Aim of the task:
Count the rows of the data below that contain the string "line", with case counting, and reply with the number alone.

Records supplied:
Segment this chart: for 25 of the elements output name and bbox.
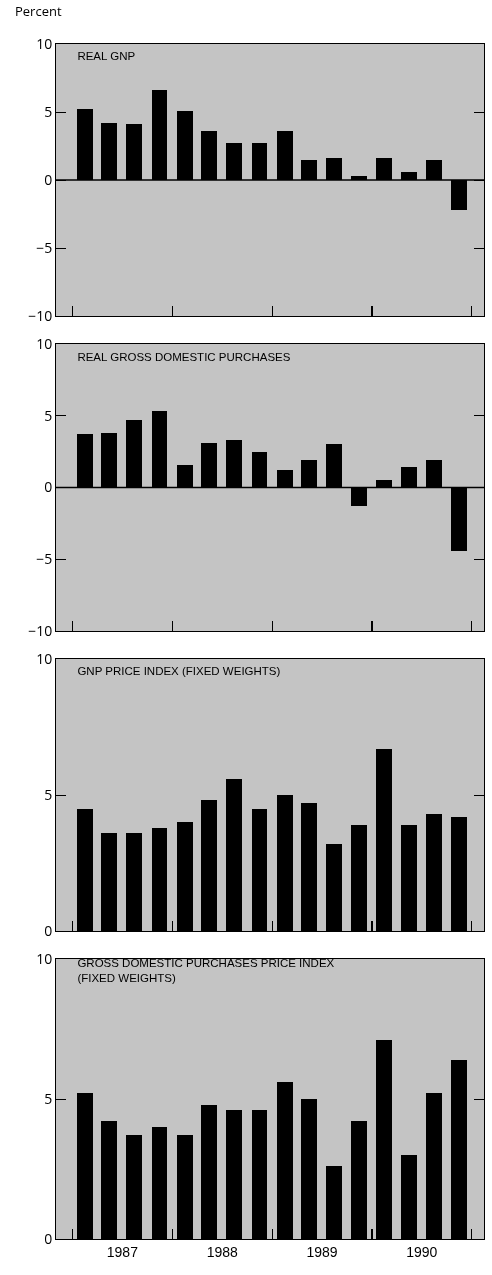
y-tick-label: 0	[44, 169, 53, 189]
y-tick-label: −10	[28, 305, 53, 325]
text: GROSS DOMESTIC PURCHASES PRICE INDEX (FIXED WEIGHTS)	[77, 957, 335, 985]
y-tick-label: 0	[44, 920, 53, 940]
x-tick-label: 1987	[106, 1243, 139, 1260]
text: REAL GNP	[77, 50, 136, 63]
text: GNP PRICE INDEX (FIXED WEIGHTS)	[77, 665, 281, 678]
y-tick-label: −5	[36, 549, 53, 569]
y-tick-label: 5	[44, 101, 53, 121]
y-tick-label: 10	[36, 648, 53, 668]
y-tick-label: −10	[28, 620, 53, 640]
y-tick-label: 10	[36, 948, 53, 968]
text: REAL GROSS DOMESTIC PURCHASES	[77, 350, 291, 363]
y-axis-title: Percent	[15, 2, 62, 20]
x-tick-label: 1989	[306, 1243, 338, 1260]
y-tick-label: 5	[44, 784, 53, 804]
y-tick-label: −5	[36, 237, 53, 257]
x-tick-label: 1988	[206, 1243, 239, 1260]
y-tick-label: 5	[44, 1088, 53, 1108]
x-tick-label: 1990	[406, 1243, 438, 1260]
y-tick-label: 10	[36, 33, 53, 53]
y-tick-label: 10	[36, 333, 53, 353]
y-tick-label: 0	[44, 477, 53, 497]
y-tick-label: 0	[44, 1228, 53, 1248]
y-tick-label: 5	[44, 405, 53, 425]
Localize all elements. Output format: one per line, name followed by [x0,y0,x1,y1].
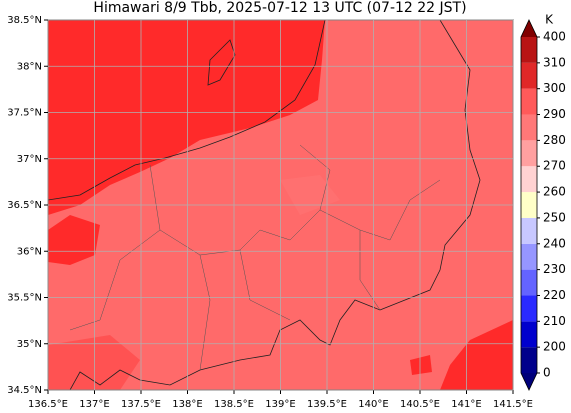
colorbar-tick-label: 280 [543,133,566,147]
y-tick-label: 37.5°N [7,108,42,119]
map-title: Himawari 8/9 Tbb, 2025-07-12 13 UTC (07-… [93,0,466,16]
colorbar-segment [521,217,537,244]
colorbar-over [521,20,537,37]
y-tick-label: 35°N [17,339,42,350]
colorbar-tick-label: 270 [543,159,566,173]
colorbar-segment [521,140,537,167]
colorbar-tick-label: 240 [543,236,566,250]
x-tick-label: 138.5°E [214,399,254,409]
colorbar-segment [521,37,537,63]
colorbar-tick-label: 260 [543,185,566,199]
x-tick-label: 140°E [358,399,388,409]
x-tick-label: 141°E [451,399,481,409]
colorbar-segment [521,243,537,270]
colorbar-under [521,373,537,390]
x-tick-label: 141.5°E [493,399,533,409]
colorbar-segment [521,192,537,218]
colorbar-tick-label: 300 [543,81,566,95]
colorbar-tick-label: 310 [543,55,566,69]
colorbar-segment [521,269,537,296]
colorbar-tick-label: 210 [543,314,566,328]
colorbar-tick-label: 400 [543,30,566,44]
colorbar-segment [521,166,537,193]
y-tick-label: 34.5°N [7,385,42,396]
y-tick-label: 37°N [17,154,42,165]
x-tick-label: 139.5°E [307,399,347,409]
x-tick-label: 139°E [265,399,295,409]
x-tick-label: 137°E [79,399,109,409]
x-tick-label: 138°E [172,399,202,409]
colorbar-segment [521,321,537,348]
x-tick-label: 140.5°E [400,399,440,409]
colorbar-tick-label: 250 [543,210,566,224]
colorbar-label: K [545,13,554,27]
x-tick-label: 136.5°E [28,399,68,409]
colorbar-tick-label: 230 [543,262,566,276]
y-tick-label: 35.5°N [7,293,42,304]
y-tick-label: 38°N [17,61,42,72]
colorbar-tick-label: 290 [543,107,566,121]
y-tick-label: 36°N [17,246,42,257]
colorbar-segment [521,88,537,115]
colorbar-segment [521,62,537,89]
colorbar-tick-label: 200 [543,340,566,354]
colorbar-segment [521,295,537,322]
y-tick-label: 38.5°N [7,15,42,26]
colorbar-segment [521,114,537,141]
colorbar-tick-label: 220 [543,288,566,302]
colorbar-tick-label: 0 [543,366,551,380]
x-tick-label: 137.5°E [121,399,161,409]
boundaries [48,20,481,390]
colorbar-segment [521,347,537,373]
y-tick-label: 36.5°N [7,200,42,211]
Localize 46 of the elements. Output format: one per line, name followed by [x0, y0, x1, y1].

Answer to this problem:
2